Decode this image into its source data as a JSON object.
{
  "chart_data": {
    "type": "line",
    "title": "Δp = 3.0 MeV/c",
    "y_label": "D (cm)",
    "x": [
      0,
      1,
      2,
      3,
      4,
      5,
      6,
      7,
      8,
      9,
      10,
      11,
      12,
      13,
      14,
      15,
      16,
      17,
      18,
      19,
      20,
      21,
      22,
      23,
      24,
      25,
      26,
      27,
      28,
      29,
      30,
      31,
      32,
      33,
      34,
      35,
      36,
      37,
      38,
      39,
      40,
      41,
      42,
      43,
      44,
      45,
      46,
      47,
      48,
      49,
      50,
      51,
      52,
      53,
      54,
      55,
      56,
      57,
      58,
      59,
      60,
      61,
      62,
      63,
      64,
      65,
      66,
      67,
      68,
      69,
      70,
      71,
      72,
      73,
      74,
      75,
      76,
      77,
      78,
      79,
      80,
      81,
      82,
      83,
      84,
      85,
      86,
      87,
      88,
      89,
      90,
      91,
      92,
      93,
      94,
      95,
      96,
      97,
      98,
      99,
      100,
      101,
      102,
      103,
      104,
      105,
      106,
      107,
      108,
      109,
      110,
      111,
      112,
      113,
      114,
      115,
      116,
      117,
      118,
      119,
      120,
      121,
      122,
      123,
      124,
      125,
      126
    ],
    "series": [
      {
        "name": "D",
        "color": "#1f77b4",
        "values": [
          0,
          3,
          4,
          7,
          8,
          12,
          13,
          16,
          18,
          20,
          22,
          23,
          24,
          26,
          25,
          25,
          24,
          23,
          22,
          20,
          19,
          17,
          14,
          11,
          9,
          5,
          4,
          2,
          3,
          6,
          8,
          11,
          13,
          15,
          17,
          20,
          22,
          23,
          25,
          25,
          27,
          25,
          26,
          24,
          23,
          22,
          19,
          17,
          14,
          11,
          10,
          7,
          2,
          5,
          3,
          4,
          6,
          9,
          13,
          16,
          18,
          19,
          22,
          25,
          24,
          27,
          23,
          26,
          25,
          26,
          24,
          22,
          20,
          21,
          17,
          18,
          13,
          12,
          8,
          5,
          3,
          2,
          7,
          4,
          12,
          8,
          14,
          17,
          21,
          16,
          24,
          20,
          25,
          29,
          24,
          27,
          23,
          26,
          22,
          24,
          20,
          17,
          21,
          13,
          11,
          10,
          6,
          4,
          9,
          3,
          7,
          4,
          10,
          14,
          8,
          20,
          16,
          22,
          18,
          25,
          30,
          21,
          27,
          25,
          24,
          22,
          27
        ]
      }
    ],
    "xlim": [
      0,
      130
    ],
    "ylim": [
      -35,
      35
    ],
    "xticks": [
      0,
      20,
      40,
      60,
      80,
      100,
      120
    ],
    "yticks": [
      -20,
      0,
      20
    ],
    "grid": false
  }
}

###

Requirement >> Reproduce the listing above verbatim, from first line to last.

Result >>
Decode this image into its source data as a JSON object.
{
  "chart_data": {
    "type": "line",
    "title": "Δp = 3.0 MeV/c",
    "y_label": "D (cm)",
    "x": [
      0,
      1,
      2,
      3,
      4,
      5,
      6,
      7,
      8,
      9,
      10,
      11,
      12,
      13,
      14,
      15,
      16,
      17,
      18,
      19,
      20,
      21,
      22,
      23,
      24,
      25,
      26,
      27,
      28,
      29,
      30,
      31,
      32,
      33,
      34,
      35,
      36,
      37,
      38,
      39,
      40,
      41,
      42,
      43,
      44,
      45,
      46,
      47,
      48,
      49,
      50,
      51,
      52,
      53,
      54,
      55,
      56,
      57,
      58,
      59,
      60,
      61,
      62,
      63,
      64,
      65,
      66,
      67,
      68,
      69,
      70,
      71,
      72,
      73,
      74,
      75,
      76,
      77,
      78,
      79,
      80,
      81,
      82,
      83,
      84,
      85,
      86,
      87,
      88,
      89,
      90,
      91,
      92,
      93,
      94,
      95,
      96,
      97,
      98,
      99,
      100,
      101,
      102,
      103,
      104,
      105,
      106,
      107,
      108,
      109,
      110,
      111,
      112,
      113,
      114,
      115,
      116,
      117,
      118,
      119,
      120,
      121,
      122,
      123,
      124,
      125,
      126
    ],
    "series": [
      {
        "name": "D",
        "color": "#1f77b4",
        "values": [
          0,
          3,
          4,
          7,
          8,
          12,
          13,
          16,
          18,
          20,
          22,
          23,
          24,
          26,
          25,
          25,
          24,
          23,
          22,
          20,
          19,
          17,
          14,
          11,
          9,
          5,
          4,
          2,
          3,
          6,
          8,
          11,
          13,
          15,
          17,
          20,
          22,
          23,
          25,
          25,
          27,
          25,
          26,
          24,
          23,
          22,
          19,
          17,
          14,
          11,
          10,
          7,
          2,
          5,
          3,
          4,
          6,
          9,
          13,
          16,
          18,
          19,
          22,
          25,
          24,
          27,
          23,
          26,
          25,
          26,
          24,
          22,
          20,
          21,
          17,
          18,
          13,
          12,
          8,
          5,
          3,
          2,
          7,
          4,
          12,
          8,
          14,
          17,
          21,
          16,
          24,
          20,
          25,
          29,
          24,
          27,
          23,
          26,
          22,
          24,
          20,
          17,
          21,
          13,
          11,
          10,
          6,
          4,
          9,
          3,
          7,
          4,
          10,
          14,
          8,
          20,
          16,
          22,
          18,
          25,
          30,
          21,
          27,
          25,
          24,
          22,
          27
        ]
      }
    ],
    "xlim": [
      0,
      130
    ],
    "ylim": [
      -35,
      35
    ],
    "xticks": [
      0,
      20,
      40,
      60,
      80,
      100,
      120
    ],
    "yticks": [
      -20,
      0,
      20
    ],
    "grid": false
  }
}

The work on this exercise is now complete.